• _Problem statement_
Can you print every record below exactly as written?

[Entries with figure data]

━━━━━━━━━━━━━━━━

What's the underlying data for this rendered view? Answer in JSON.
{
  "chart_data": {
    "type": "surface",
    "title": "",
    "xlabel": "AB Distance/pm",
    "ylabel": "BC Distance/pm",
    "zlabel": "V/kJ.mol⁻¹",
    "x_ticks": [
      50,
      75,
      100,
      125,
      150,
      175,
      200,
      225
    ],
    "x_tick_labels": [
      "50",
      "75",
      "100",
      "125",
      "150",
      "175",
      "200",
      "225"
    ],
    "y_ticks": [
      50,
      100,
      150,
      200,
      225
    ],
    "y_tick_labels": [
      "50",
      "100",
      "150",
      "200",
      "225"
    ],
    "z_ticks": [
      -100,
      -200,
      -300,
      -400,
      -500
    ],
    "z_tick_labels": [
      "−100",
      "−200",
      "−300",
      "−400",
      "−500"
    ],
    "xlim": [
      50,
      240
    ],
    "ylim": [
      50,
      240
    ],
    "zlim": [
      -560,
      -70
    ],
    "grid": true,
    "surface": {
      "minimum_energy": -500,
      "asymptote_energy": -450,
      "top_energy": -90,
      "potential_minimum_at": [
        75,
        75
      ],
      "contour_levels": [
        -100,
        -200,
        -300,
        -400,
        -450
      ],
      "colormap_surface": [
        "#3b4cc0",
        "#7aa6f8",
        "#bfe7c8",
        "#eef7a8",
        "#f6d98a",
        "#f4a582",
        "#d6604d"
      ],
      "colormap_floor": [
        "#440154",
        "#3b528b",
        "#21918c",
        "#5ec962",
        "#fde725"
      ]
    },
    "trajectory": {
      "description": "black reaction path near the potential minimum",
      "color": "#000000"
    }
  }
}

━━━━━━━━━━━━━━━━

• _Reply to the task_
What's the underlying data for this rendered view? Answer in JSON.
{
  "chart_data": {
    "type": "surface",
    "title": "",
    "xlabel": "AB Distance/pm",
    "ylabel": "BC Distance/pm",
    "zlabel": "V/kJ.mol⁻¹",
    "x_ticks": [
      50,
      75,
      100,
      125,
      150,
      175,
      200,
      225
    ],
    "x_tick_labels": [
      "50",
      "75",
      "100",
      "125",
      "150",
      "175",
      "200",
      "225"
    ],
    "y_ticks": [
      50,
      100,
      150,
      200,
      225
    ],
    "y_tick_labels": [
      "50",
      "100",
      "150",
      "200",
      "225"
    ],
    "z_ticks": [
      -100,
      -200,
      -300,
      -400,
      -500
    ],
    "z_tick_labels": [
      "−100",
      "−200",
      "−300",
      "−400",
      "−500"
    ],
    "xlim": [
      50,
      240
    ],
    "ylim": [
      50,
      240
    ],
    "zlim": [
      -560,
      -70
    ],
    "grid": true,
    "surface": {
      "minimum_energy": -500,
      "asymptote_energy": -450,
      "top_energy": -90,
      "potential_minimum_at": [
        75,
        75
      ],
      "contour_levels": [
        -100,
        -200,
        -300,
        -400,
        -450
      ],
      "colormap_surface": [
        "#3b4cc0",
        "#7aa6f8",
        "#bfe7c8",
        "#eef7a8",
        "#f6d98a",
        "#f4a582",
        "#d6604d"
      ],
      "colormap_floor": [
        "#440154",
        "#3b528b",
        "#21918c",
        "#5ec962",
        "#fde725"
      ]
    },
    "trajectory": {
      "description": "black reaction path near the potential minimum",
      "color": "#000000"
    }
  }
}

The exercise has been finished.